**PROBLEM**
Locate "What does this" in the listing below, then output the line holding it and every line after it, exactly and with nothing else.

——————————

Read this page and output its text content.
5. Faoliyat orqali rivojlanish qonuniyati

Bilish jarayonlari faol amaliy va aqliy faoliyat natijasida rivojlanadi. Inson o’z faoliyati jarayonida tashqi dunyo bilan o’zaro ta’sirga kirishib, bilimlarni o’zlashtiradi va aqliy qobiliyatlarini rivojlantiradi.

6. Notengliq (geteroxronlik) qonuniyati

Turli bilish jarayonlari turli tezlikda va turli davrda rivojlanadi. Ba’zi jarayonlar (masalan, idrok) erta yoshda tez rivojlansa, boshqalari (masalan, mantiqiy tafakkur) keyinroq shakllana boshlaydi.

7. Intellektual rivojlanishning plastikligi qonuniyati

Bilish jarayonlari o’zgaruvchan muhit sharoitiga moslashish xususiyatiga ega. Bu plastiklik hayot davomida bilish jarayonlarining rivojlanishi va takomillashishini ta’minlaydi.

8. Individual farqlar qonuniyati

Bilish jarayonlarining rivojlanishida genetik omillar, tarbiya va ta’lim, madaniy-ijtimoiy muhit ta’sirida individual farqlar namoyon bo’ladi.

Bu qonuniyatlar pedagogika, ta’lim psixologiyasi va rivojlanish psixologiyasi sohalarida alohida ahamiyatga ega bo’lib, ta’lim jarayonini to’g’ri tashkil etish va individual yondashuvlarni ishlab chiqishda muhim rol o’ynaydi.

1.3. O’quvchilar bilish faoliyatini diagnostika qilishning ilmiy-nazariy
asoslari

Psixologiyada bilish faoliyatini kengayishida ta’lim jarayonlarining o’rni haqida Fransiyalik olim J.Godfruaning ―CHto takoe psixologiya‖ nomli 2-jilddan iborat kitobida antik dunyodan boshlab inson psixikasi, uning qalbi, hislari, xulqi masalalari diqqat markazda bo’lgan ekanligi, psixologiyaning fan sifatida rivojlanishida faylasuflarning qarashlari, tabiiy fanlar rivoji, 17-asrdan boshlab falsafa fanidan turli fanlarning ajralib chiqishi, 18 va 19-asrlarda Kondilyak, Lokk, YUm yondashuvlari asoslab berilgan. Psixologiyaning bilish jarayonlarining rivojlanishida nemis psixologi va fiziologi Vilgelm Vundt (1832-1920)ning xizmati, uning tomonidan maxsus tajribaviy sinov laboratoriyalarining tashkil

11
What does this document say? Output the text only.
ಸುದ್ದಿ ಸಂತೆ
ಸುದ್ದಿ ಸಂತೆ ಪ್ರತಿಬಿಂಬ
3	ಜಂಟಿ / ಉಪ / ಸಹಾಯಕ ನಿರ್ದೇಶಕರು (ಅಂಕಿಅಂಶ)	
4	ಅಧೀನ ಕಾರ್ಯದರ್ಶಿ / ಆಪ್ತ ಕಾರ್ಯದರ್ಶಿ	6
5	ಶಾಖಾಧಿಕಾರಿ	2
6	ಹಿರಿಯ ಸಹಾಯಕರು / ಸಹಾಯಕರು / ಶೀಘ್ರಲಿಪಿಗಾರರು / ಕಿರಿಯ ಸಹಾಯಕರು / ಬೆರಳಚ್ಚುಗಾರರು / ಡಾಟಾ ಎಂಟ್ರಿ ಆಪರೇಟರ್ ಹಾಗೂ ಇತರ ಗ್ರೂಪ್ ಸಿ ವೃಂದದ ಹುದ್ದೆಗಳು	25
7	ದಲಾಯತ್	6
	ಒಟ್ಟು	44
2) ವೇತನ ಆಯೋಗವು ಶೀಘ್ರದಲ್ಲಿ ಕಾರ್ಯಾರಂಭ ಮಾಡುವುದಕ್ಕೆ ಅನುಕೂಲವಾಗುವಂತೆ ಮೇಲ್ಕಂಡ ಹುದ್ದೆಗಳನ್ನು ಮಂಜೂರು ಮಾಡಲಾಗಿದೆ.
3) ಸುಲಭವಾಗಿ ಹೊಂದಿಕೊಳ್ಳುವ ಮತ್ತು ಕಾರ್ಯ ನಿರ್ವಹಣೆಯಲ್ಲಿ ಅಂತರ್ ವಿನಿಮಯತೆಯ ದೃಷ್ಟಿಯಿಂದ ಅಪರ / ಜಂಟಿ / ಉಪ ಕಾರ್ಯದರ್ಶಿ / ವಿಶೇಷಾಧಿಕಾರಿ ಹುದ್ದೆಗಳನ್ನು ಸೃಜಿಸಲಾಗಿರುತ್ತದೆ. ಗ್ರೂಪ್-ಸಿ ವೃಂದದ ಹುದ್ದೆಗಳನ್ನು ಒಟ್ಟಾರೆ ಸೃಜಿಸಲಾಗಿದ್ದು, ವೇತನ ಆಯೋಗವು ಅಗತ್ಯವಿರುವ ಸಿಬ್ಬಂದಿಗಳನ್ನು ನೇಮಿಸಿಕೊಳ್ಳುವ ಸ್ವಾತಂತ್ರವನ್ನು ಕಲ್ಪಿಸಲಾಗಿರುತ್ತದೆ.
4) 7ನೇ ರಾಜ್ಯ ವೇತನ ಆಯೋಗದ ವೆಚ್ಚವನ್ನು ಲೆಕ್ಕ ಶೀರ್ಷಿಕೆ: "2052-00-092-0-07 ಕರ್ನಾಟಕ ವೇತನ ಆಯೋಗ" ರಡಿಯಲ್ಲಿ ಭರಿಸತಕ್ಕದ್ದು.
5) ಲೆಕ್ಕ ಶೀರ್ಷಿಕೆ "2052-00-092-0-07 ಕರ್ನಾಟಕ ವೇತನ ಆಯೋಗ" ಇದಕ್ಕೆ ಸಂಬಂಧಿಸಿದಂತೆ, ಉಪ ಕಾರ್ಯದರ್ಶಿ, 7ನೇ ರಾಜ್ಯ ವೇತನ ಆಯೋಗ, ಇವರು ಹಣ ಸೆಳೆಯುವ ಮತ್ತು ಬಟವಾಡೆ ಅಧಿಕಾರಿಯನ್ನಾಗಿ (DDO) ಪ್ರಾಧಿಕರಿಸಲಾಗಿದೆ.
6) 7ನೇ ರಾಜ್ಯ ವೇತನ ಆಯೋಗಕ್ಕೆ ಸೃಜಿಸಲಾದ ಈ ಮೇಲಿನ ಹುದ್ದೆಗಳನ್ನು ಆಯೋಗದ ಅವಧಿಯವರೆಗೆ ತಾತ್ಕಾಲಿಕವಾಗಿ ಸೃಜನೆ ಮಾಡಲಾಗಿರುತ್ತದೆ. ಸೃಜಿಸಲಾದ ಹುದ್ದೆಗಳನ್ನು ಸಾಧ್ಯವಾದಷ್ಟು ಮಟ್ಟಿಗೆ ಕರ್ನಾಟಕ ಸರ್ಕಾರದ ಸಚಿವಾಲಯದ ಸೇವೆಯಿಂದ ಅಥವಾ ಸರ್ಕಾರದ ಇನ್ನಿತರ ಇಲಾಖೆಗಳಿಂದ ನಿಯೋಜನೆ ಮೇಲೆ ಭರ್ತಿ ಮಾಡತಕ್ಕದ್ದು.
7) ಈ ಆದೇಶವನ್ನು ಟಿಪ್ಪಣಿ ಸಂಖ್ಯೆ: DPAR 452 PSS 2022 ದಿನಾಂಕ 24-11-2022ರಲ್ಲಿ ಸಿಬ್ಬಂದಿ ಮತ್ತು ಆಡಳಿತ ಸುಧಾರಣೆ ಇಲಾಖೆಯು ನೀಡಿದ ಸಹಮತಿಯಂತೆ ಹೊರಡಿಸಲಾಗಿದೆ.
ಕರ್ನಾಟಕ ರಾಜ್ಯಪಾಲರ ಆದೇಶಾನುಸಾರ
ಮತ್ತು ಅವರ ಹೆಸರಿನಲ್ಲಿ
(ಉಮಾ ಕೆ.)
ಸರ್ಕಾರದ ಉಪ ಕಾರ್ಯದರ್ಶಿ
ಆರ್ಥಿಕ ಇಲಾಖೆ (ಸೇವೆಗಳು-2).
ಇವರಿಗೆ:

——————————

**TASK RESPONSE**
What does this document say? Output the text only.
ಸುದ್ದಿ ಸಂತೆ
ಸುದ್ದಿ ಸಂತೆ ಪ್ರತಿಬಿಂಬ
3	ಜಂಟಿ / ಉಪ / ಸಹಾಯಕ ನಿರ್ದೇಶಕರು (ಅಂಕಿಅಂಶ)	
4	ಅಧೀನ ಕಾರ್ಯದರ್ಶಿ / ಆಪ್ತ ಕಾರ್ಯದರ್ಶಿ	6
5	ಶಾಖಾಧಿಕಾರಿ	2
6	ಹಿರಿಯ ಸಹಾಯಕರು / ಸಹಾಯಕರು / ಶೀಘ್ರಲಿಪಿಗಾರರು / ಕಿರಿಯ ಸಹಾಯಕರು / ಬೆರಳಚ್ಚುಗಾರರು / ಡಾಟಾ ಎಂಟ್ರಿ ಆಪರೇಟರ್ ಹಾಗೂ ಇತರ ಗ್ರೂಪ್ ಸಿ ವೃಂದದ ಹುದ್ದೆಗಳು	25
7	ದಲಾಯತ್	6
	ಒಟ್ಟು	44
2) ವೇತನ ಆಯೋಗವು ಶೀಘ್ರದಲ್ಲಿ ಕಾರ್ಯಾರಂಭ ಮಾಡುವುದಕ್ಕೆ ಅನುಕೂಲವಾಗುವಂತೆ ಮೇಲ್ಕಂಡ ಹುದ್ದೆಗಳನ್ನು ಮಂಜೂರು ಮಾಡಲಾಗಿದೆ.
3) ಸುಲಭವಾಗಿ ಹೊಂದಿಕೊಳ್ಳುವ ಮತ್ತು ಕಾರ್ಯ ನಿರ್ವಹಣೆಯಲ್ಲಿ ಅಂತರ್ ವಿನಿಮಯತೆಯ ದೃಷ್ಟಿಯಿಂದ ಅಪರ / ಜಂಟಿ / ಉಪ ಕಾರ್ಯದರ್ಶಿ / ವಿಶೇಷಾಧಿಕಾರಿ ಹುದ್ದೆಗಳನ್ನು ಸೃಜಿಸಲಾಗಿರುತ್ತದೆ. ಗ್ರೂಪ್-ಸಿ ವೃಂದದ ಹುದ್ದೆಗಳನ್ನು ಒಟ್ಟಾರೆ ಸೃಜಿಸಲಾಗಿದ್ದು, ವೇತನ ಆಯೋಗವು ಅಗತ್ಯವಿರುವ ಸಿಬ್ಬಂದಿಗಳನ್ನು ನೇಮಿಸಿಕೊಳ್ಳುವ ಸ್ವಾತಂತ್ರವನ್ನು ಕಲ್ಪಿಸಲಾಗಿರುತ್ತದೆ.
4) 7ನೇ ರಾಜ್ಯ ವೇತನ ಆಯೋಗದ ವೆಚ್ಚವನ್ನು ಲೆಕ್ಕ ಶೀರ್ಷಿಕೆ: "2052-00-092-0-07 ಕರ್ನಾಟಕ ವೇತನ ಆಯೋಗ" ರಡಿಯಲ್ಲಿ ಭರಿಸತಕ್ಕದ್ದು.
5) ಲೆಕ್ಕ ಶೀರ್ಷಿಕೆ "2052-00-092-0-07 ಕರ್ನಾಟಕ ವೇತನ ಆಯೋಗ" ಇದಕ್ಕೆ ಸಂಬಂಧಿಸಿದಂತೆ, ಉಪ ಕಾರ್ಯದರ್ಶಿ, 7ನೇ ರಾಜ್ಯ ವೇತನ ಆಯೋಗ, ಇವರು ಹಣ ಸೆಳೆಯುವ ಮತ್ತು ಬಟವಾಡೆ ಅಧಿಕಾರಿಯನ್ನಾಗಿ (DDO) ಪ್ರಾಧಿಕರಿಸಲಾಗಿದೆ.
6) 7ನೇ ರಾಜ್ಯ ವೇತನ ಆಯೋಗಕ್ಕೆ ಸೃಜಿಸಲಾದ ಈ ಮೇಲಿನ ಹುದ್ದೆಗಳನ್ನು ಆಯೋಗದ ಅವಧಿಯವರೆಗೆ ತಾತ್ಕಾಲಿಕವಾಗಿ ಸೃಜನೆ ಮಾಡಲಾಗಿರುತ್ತದೆ. ಸೃಜಿಸಲಾದ ಹುದ್ದೆಗಳನ್ನು ಸಾಧ್ಯವಾದಷ್ಟು ಮಟ್ಟಿಗೆ ಕರ್ನಾಟಕ ಸರ್ಕಾರದ ಸಚಿವಾಲಯದ ಸೇವೆಯಿಂದ ಅಥವಾ ಸರ್ಕಾರದ ಇನ್ನಿತರ ಇಲಾಖೆಗಳಿಂದ ನಿಯೋಜನೆ ಮೇಲೆ ಭರ್ತಿ ಮಾಡತಕ್ಕದ್ದು.
7) ಈ ಆದೇಶವನ್ನು ಟಿಪ್ಪಣಿ ಸಂಖ್ಯೆ: DPAR 452 PSS 2022 ದಿನಾಂಕ 24-11-2022ರಲ್ಲಿ ಸಿಬ್ಬಂದಿ ಮತ್ತು ಆಡಳಿತ ಸುಧಾರಣೆ ಇಲಾಖೆಯು ನೀಡಿದ ಸಹಮತಿಯಂತೆ ಹೊರಡಿಸಲಾಗಿದೆ.
ಕರ್ನಾಟಕ ರಾಜ್ಯಪಾಲರ ಆದೇಶಾನುಸಾರ
ಮತ್ತು ಅವರ ಹೆಸರಿನಲ್ಲಿ
(ಉಮಾ ಕೆ.)
ಸರ್ಕಾರದ ಉಪ ಕಾರ್ಯದರ್ಶಿ
ಆರ್ಥಿಕ ಇಲಾಖೆ (ಸೇವೆಗಳು-2).
ಇವರಿಗೆ:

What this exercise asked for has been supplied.